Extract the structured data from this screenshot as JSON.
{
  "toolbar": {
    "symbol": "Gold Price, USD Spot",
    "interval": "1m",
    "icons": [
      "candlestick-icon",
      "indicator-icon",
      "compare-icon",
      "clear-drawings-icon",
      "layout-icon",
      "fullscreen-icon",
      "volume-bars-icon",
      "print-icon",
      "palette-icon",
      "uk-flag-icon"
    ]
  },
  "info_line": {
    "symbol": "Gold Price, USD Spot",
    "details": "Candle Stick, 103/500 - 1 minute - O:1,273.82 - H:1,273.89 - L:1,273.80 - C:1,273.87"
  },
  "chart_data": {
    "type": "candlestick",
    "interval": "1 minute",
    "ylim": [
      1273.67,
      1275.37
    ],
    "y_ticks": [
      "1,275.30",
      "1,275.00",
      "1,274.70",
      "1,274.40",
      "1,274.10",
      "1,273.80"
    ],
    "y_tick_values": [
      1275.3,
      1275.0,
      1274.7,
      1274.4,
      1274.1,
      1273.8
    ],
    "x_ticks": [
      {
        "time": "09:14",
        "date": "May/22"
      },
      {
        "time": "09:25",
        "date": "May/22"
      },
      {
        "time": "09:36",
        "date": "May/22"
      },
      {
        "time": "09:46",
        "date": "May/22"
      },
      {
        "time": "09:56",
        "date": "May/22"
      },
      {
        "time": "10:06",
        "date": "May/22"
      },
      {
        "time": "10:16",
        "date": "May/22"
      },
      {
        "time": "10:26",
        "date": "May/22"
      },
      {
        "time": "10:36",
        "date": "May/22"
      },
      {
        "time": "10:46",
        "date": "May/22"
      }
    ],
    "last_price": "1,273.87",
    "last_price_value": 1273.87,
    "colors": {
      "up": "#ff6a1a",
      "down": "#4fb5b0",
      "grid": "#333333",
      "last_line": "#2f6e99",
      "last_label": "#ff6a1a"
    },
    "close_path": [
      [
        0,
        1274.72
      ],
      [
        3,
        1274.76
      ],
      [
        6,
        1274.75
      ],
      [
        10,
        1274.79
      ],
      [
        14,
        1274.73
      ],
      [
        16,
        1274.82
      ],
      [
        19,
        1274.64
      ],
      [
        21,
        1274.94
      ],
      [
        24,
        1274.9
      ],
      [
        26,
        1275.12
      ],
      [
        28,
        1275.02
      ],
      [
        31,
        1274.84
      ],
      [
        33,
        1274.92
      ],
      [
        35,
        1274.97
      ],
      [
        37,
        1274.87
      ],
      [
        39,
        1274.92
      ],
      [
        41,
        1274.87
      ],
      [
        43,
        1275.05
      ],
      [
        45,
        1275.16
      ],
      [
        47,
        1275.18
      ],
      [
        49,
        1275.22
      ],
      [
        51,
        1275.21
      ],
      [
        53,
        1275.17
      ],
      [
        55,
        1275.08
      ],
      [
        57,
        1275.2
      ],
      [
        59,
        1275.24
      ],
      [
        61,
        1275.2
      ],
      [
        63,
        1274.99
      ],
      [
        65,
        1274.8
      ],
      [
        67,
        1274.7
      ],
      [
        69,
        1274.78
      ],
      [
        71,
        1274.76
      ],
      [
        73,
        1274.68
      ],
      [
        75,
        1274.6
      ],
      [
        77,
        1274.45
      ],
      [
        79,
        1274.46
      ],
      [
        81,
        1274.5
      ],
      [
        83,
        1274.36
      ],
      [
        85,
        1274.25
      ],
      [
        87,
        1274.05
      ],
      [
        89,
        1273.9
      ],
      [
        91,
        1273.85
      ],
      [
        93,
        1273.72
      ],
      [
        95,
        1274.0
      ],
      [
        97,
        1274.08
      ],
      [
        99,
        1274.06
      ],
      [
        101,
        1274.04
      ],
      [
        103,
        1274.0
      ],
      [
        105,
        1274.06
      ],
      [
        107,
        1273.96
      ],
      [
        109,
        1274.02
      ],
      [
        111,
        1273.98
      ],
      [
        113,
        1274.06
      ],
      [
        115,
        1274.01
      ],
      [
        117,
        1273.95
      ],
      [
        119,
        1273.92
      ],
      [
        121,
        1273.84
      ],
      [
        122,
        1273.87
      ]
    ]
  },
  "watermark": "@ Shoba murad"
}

※ ※ ※

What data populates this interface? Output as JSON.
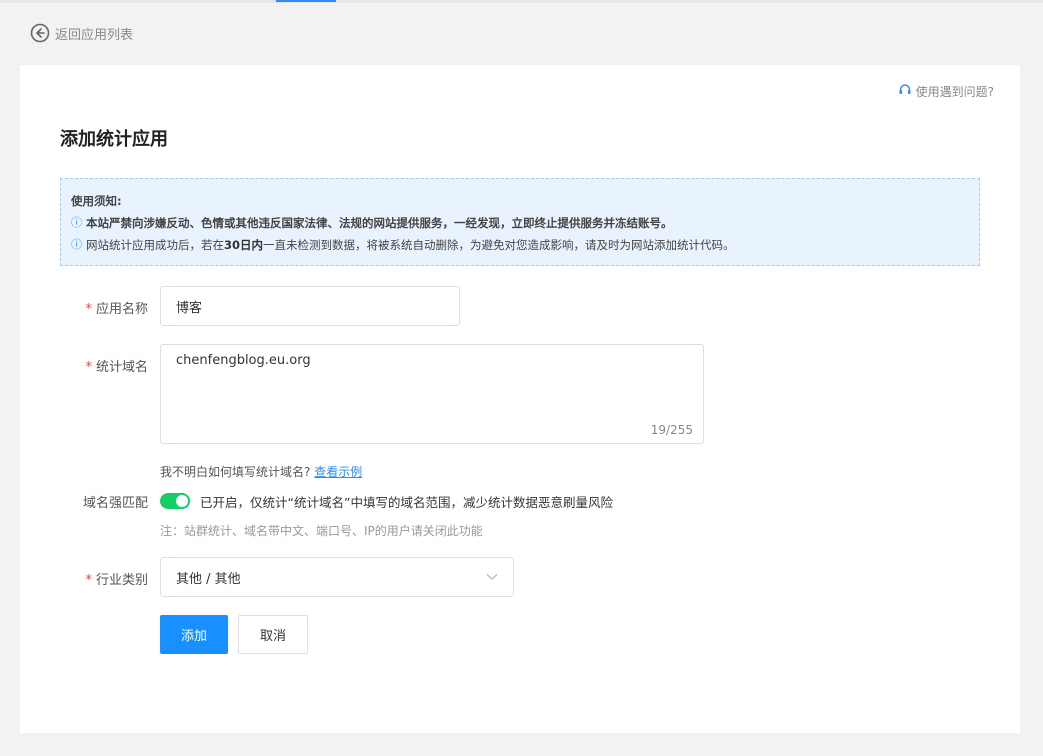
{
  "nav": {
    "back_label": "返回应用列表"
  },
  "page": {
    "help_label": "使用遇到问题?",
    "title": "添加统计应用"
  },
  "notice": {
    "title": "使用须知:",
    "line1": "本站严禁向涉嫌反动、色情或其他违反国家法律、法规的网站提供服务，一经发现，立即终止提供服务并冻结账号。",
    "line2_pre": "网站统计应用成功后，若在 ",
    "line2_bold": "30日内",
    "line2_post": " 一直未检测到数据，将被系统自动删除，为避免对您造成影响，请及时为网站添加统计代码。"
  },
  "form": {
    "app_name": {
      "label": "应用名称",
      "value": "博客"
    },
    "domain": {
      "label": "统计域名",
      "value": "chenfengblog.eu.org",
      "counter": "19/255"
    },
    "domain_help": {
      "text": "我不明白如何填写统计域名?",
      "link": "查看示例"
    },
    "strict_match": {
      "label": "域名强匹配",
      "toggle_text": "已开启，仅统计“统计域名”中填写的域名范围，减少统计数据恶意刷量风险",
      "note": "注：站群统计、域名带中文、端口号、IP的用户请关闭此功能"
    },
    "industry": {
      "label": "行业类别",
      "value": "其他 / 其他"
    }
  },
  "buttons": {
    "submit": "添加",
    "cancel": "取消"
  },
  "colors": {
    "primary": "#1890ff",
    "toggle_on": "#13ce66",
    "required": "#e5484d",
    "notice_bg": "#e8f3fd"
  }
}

※ ※ ※

● What is asked: Filter the listing above by the word "minute"; copy each line that passes.

● Finished exercise:
    "details": "Candle Stick, 103/500 - 1 minute - O:1,273.82 - H:1,273.89 - L:1,273.80 - C:1,273.87"
    "interval": "1 minute",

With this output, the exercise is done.